Description of the task: All of the records listed below should be retyped exactly.

** Start of Dataset rows **

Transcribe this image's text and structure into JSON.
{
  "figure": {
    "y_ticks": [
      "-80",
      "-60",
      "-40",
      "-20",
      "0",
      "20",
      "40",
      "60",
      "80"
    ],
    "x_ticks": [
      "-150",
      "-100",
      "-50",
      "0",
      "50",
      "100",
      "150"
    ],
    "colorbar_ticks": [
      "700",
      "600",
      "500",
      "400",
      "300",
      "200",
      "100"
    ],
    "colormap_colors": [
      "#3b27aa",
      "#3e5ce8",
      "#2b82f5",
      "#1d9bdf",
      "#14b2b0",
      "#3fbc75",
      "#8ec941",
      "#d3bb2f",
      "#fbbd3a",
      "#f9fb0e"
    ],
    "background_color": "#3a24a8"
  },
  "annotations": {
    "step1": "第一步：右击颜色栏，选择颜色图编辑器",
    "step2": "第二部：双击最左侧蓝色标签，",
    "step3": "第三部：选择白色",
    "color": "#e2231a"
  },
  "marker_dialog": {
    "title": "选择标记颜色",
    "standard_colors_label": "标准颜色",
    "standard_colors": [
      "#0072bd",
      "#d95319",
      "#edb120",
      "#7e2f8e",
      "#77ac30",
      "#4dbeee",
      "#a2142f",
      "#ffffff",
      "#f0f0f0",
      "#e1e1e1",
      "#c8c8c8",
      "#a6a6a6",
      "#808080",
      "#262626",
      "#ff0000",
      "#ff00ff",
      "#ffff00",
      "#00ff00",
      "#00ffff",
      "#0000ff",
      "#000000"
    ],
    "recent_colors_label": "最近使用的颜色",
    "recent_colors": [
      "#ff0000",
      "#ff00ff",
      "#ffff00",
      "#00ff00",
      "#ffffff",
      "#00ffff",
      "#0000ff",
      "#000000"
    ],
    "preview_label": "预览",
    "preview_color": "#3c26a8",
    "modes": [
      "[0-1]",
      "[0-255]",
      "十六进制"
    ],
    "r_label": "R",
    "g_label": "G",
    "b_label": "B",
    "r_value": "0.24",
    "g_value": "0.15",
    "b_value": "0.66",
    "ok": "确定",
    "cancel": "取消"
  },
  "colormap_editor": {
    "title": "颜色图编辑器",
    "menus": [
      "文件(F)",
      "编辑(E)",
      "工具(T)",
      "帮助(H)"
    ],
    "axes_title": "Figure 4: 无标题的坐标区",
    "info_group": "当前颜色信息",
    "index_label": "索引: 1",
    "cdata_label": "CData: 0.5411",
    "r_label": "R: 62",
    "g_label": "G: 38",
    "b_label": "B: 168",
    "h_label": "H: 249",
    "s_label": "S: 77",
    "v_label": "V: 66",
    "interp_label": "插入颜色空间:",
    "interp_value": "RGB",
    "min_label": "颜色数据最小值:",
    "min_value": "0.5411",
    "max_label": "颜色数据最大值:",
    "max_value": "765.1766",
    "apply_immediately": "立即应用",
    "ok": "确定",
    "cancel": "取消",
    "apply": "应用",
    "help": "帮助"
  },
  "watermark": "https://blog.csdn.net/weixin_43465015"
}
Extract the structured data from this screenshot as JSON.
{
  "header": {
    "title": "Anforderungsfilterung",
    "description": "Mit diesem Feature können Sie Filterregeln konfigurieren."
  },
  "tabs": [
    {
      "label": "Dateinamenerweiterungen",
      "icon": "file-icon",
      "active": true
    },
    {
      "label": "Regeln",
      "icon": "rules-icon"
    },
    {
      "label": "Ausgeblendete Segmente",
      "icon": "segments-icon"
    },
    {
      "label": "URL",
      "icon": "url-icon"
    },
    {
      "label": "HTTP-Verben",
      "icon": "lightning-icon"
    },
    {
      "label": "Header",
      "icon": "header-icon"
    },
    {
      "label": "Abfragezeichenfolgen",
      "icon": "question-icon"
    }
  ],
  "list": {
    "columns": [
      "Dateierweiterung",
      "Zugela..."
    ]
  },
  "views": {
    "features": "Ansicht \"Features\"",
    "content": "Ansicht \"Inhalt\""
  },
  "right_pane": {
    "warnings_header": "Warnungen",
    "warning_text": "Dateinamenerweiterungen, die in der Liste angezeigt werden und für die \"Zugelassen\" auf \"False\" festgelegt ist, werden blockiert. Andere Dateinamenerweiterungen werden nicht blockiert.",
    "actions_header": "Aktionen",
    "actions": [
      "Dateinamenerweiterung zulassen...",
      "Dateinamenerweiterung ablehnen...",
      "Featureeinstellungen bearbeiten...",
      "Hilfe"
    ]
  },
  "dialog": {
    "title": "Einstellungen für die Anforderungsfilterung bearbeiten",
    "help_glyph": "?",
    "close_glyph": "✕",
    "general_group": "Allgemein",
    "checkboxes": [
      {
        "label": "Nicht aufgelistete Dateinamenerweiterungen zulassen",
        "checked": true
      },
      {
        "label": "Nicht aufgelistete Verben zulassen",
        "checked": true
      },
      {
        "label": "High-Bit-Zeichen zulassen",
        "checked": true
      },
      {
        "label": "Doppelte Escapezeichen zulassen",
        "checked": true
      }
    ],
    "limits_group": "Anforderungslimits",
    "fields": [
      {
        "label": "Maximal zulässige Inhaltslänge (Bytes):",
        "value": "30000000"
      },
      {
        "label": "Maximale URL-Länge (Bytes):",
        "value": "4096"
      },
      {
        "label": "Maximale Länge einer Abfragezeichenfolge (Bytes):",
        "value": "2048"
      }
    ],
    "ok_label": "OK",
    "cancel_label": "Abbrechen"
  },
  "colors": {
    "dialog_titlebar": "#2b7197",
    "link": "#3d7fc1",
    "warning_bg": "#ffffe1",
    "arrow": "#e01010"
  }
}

** End of Dataset rows **

Exercise solution:
Transcribe this image's text and structure into JSON.
{
  "figure": {
    "y_ticks": [
      "-80",
      "-60",
      "-40",
      "-20",
      "0",
      "20",
      "40",
      "60",
      "80"
    ],
    "x_ticks": [
      "-150",
      "-100",
      "-50",
      "0",
      "50",
      "100",
      "150"
    ],
    "colorbar_ticks": [
      "700",
      "600",
      "500",
      "400",
      "300",
      "200",
      "100"
    ],
    "colormap_colors": [
      "#3b27aa",
      "#3e5ce8",
      "#2b82f5",
      "#1d9bdf",
      "#14b2b0",
      "#3fbc75",
      "#8ec941",
      "#d3bb2f",
      "#fbbd3a",
      "#f9fb0e"
    ],
    "background_color": "#3a24a8"
  },
  "annotations": {
    "step1": "第一步：右击颜色栏，选择颜色图编辑器",
    "step2": "第二部：双击最左侧蓝色标签，",
    "step3": "第三部：选择白色",
    "color": "#e2231a"
  },
  "marker_dialog": {
    "title": "选择标记颜色",
    "standard_colors_label": "标准颜色",
    "standard_colors": [
      "#0072bd",
      "#d95319",
      "#edb120",
      "#7e2f8e",
      "#77ac30",
      "#4dbeee",
      "#a2142f",
      "#ffffff",
      "#f0f0f0",
      "#e1e1e1",
      "#c8c8c8",
      "#a6a6a6",
      "#808080",
      "#262626",
      "#ff0000",
      "#ff00ff",
      "#ffff00",
      "#00ff00",
      "#00ffff",
      "#0000ff",
      "#000000"
    ],
    "recent_colors_label": "最近使用的颜色",
    "recent_colors": [
      "#ff0000",
      "#ff00ff",
      "#ffff00",
      "#00ff00",
      "#ffffff",
      "#00ffff",
      "#0000ff",
      "#000000"
    ],
    "preview_label": "预览",
    "preview_color": "#3c26a8",
    "modes": [
      "[0-1]",
      "[0-255]",
      "十六进制"
    ],
    "r_label": "R",
    "g_label": "G",
    "b_label": "B",
    "r_value": "0.24",
    "g_value": "0.15",
    "b_value": "0.66",
    "ok": "确定",
    "cancel": "取消"
  },
  "colormap_editor": {
    "title": "颜色图编辑器",
    "menus": [
      "文件(F)",
      "编辑(E)",
      "工具(T)",
      "帮助(H)"
    ],
    "axes_title": "Figure 4: 无标题的坐标区",
    "info_group": "当前颜色信息",
    "index_label": "索引: 1",
    "cdata_label": "CData: 0.5411",
    "r_label": "R: 62",
    "g_label": "G: 38",
    "b_label": "B: 168",
    "h_label": "H: 249",
    "s_label": "S: 77",
    "v_label": "V: 66",
    "interp_label": "插入颜色空间:",
    "interp_value": "RGB",
    "min_label": "颜色数据最小值:",
    "min_value": "0.5411",
    "max_label": "颜色数据最大值:",
    "max_value": "765.1766",
    "apply_immediately": "立即应用",
    "ok": "确定",
    "cancel": "取消",
    "apply": "应用",
    "help": "帮助"
  },
  "watermark": "https://blog.csdn.net/weixin_43465015"
}
Extract the structured data from this screenshot as JSON.
{
  "header": {
    "title": "Anforderungsfilterung",
    "description": "Mit diesem Feature können Sie Filterregeln konfigurieren."
  },
  "tabs": [
    {
      "label": "Dateinamenerweiterungen",
      "icon": "file-icon",
      "active": true
    },
    {
      "label": "Regeln",
      "icon": "rules-icon"
    },
    {
      "label": "Ausgeblendete Segmente",
      "icon": "segments-icon"
    },
    {
      "label": "URL",
      "icon": "url-icon"
    },
    {
      "label": "HTTP-Verben",
      "icon": "lightning-icon"
    },
    {
      "label": "Header",
      "icon": "header-icon"
    },
    {
      "label": "Abfragezeichenfolgen",
      "icon": "question-icon"
    }
  ],
  "list": {
    "columns": [
      "Dateierweiterung",
      "Zugela..."
    ]
  },
  "views": {
    "features": "Ansicht \"Features\"",
    "content": "Ansicht \"Inhalt\""
  },
  "right_pane": {
    "warnings_header": "Warnungen",
    "warning_text": "Dateinamenerweiterungen, die in der Liste angezeigt werden und für die \"Zugelassen\" auf \"False\" festgelegt ist, werden blockiert. Andere Dateinamenerweiterungen werden nicht blockiert.",
    "actions_header": "Aktionen",
    "actions": [
      "Dateinamenerweiterung zulassen...",
      "Dateinamenerweiterung ablehnen...",
      "Featureeinstellungen bearbeiten...",
      "Hilfe"
    ]
  },
  "dialog": {
    "title": "Einstellungen für die Anforderungsfilterung bearbeiten",
    "help_glyph": "?",
    "close_glyph": "✕",
    "general_group": "Allgemein",
    "checkboxes": [
      {
        "label": "Nicht aufgelistete Dateinamenerweiterungen zulassen",
        "checked": true
      },
      {
        "label": "Nicht aufgelistete Verben zulassen",
        "checked": true
      },
      {
        "label": "High-Bit-Zeichen zulassen",
        "checked": true
      },
      {
        "label": "Doppelte Escapezeichen zulassen",
        "checked": true
      }
    ],
    "limits_group": "Anforderungslimits",
    "fields": [
      {
        "label": "Maximal zulässige Inhaltslänge (Bytes):",
        "value": "30000000"
      },
      {
        "label": "Maximale URL-Länge (Bytes):",
        "value": "4096"
      },
      {
        "label": "Maximale Länge einer Abfragezeichenfolge (Bytes):",
        "value": "2048"
      }
    ],
    "ok_label": "OK",
    "cancel_label": "Abbrechen"
  },
  "colors": {
    "dialog_titlebar": "#2b7197",
    "link": "#3d7fc1",
    "warning_bg": "#ffffe1",
    "arrow": "#e01010"
  }
}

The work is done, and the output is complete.